Look through the lines of the material and count those containing "маркировка". Give that count alone.

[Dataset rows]
-----

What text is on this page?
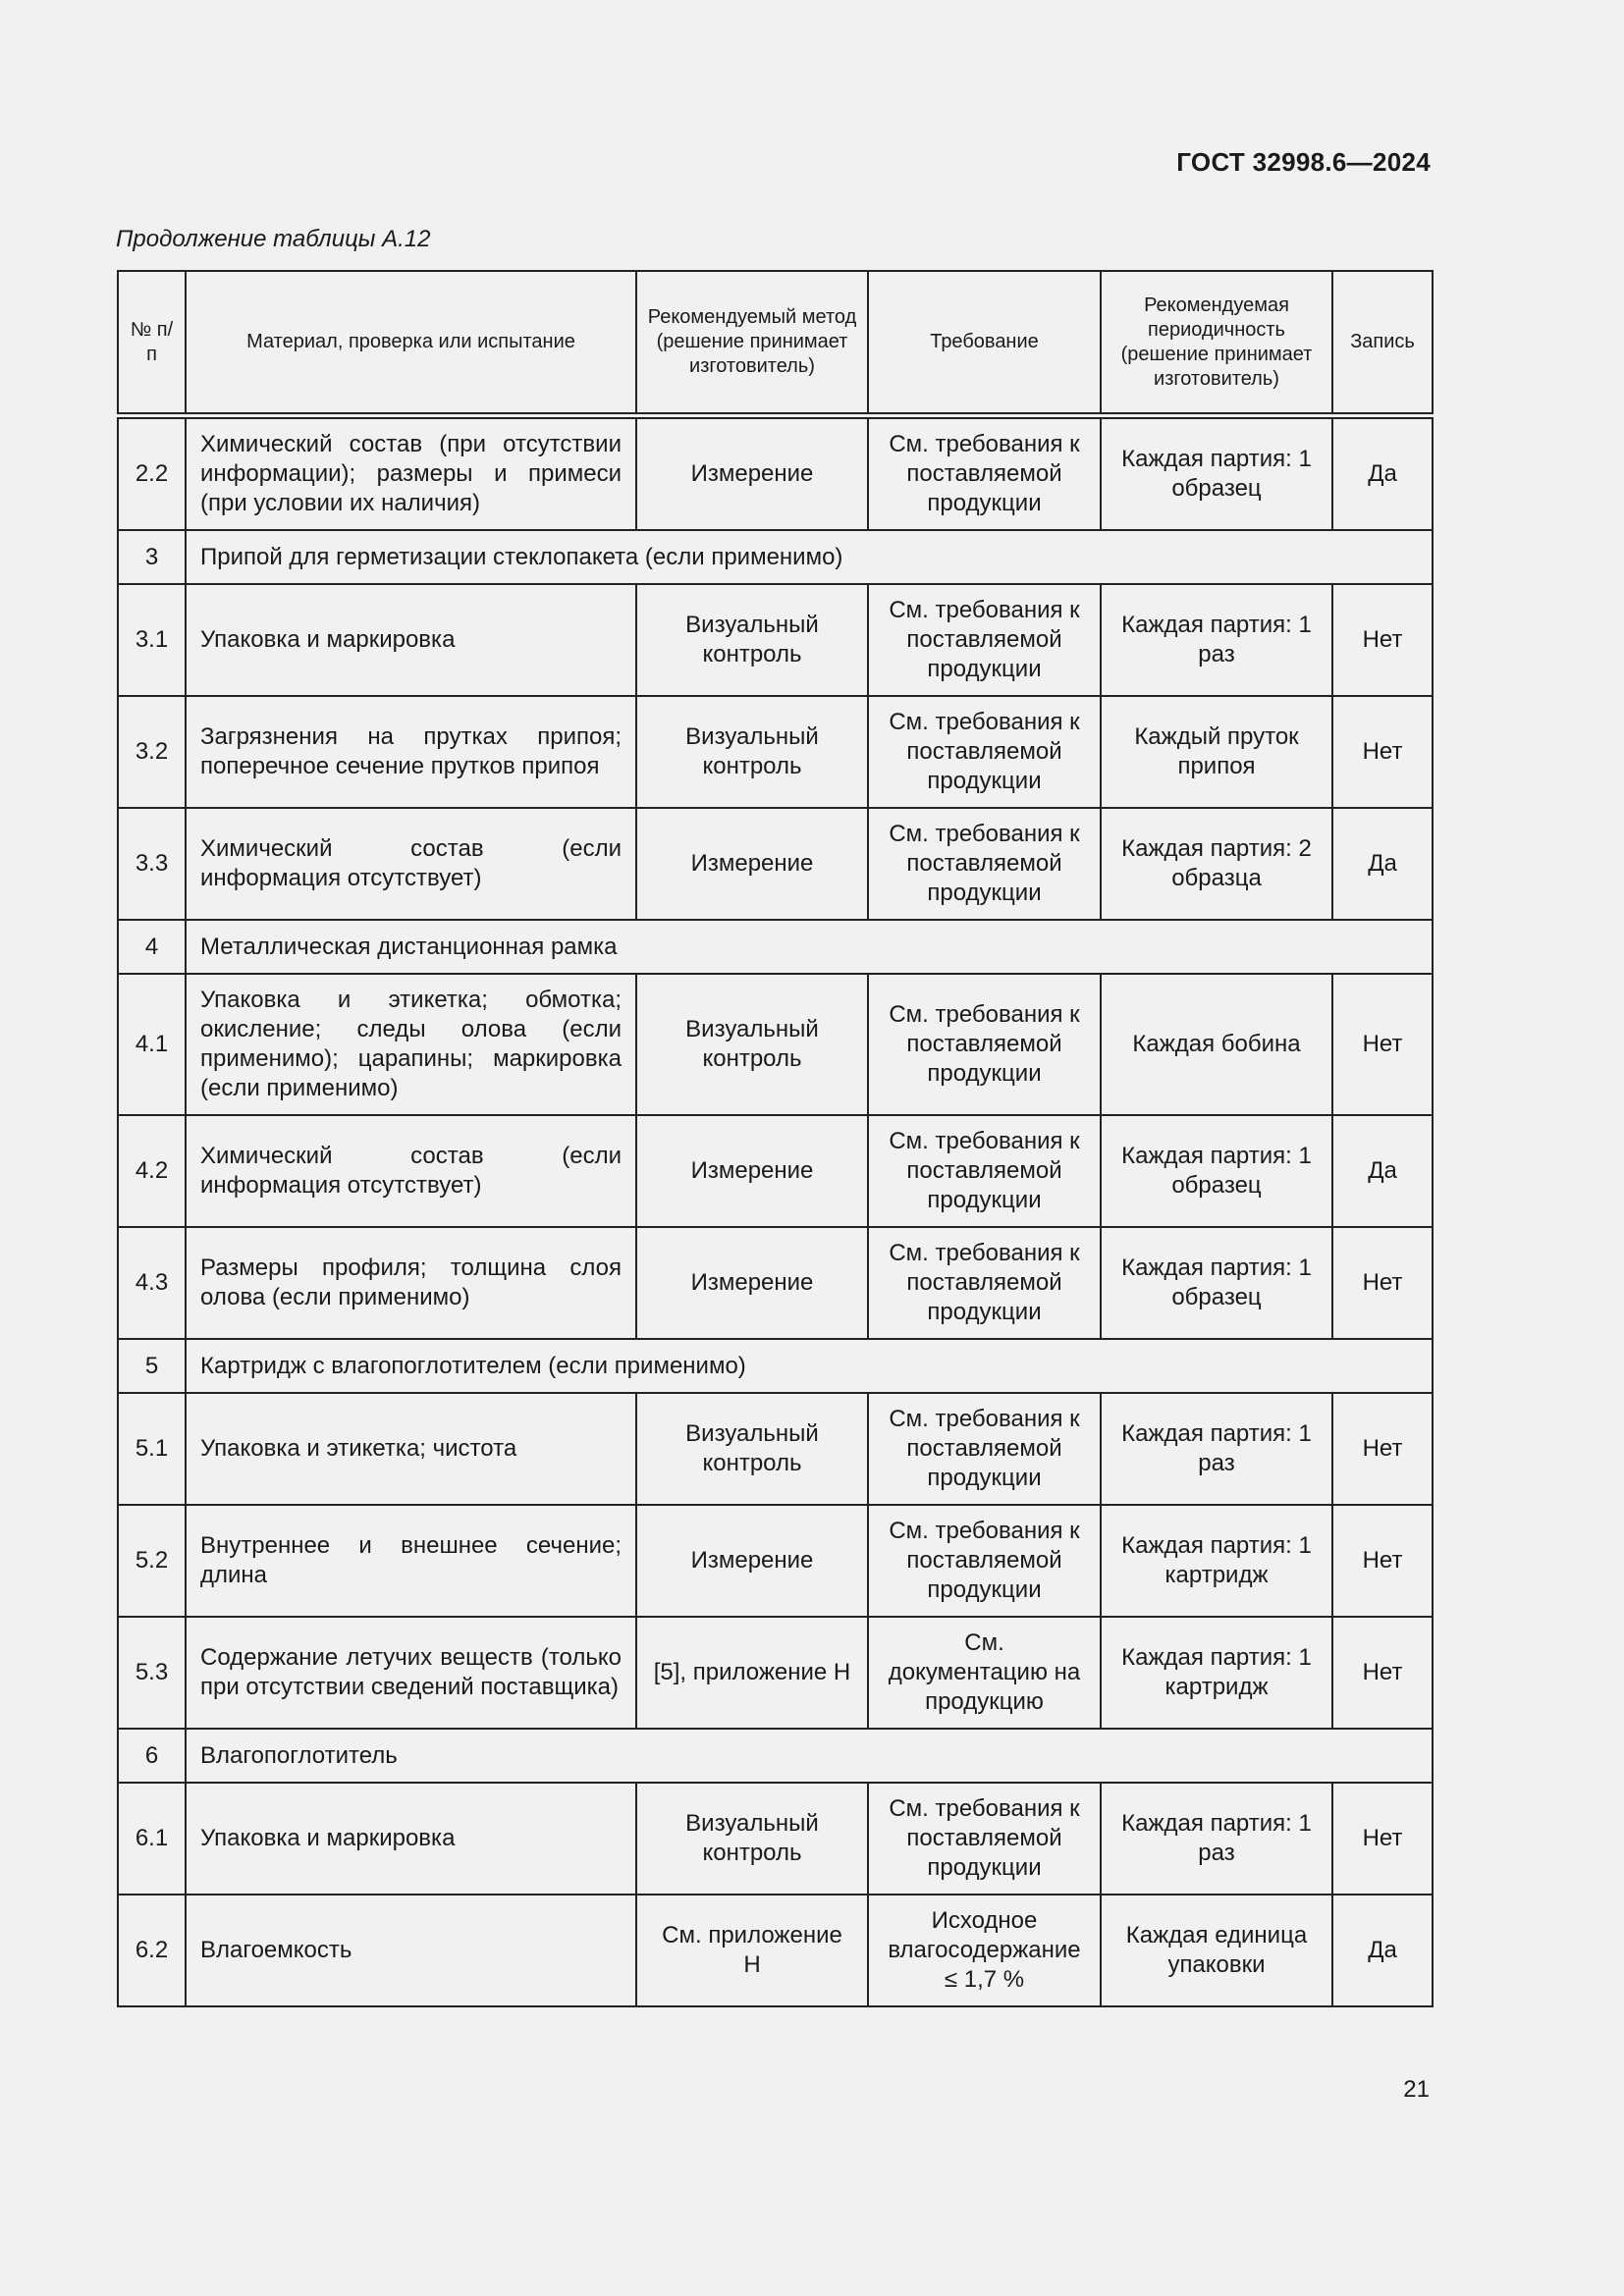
ГОСТ 32998.6—2024
Продолжение таблицы А.12
№ п/п	Материал, проверка или испытание	Рекомендуемый метод (решение принимает изготовитель)	Требование	Рекомендуемая периодичность (решение принимает изготовитель)	Запись
2.2	Химический состав (при отсутствии информации); размеры и примеси (при условии их наличия)	Измерение	См. требования к поставляемой продукции	Каждая партия: 1 образец	Да
3	Припой для герметизации стеклопакета (если применимо)				
3.1	Упаковка и маркировка	Визуальный контроль	См. требования к поставляемой продукции	Каждая партия: 1 раз	Нет
3.2	Загрязнения на прутках припоя; поперечное сечение прутков припоя	Визуальный контроль	См. требования к поставляемой продукции	Каждый пруток припоя	Нет
3.3	Химический состав (если информация отсутствует)	Измерение	См. требования к поставляемой продукции	Каждая партия: 2 образца	Да
4	Металлическая дистанционная рамка				
4.1	Упаковка и этикетка; обмотка; окисление; следы олова (если применимо); царапины; маркировка (если применимо)	Визуальный контроль	См. требования к поставляемой продукции	Каждая бобина	Нет
4.2	Химический состав (если информация отсутствует)	Измерение	См. требования к поставляемой продукции	Каждая партия: 1 образец	Да
4.3	Размеры профиля; толщина слоя олова (если применимо)	Измерение	См. требования к поставляемой продукции	Каждая партия: 1 образец	Нет
5	Картридж с влагопоглотителем (если применимо)				
5.1	Упаковка и этикетка; чистота	Визуальный контроль	См. требования к поставляемой продукции	Каждая партия: 1 раз	Нет
5.2	Внутреннее и внешнее сечение; длина	Измерение	См. требования к поставляемой продукции	Каждая партия: 1 картридж	Нет
5.3	Содержание летучих веществ (только при отсутствии сведений поставщика)	[5], приложение Н	См. документацию на продукцию	Каждая партия: 1 картридж	Нет
6	Влагопоглотитель				
6.1	Упаковка и маркировка	Визуальный контроль	См. требования к поставляемой продукции	Каждая партия: 1 раз	Нет
6.2	Влагоемкость	См. приложение Н	Исходное влагосодержание ≤ 1,7 %	Каждая единица упаковки	Да
21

-----

EXERCISE OUTPUT: 3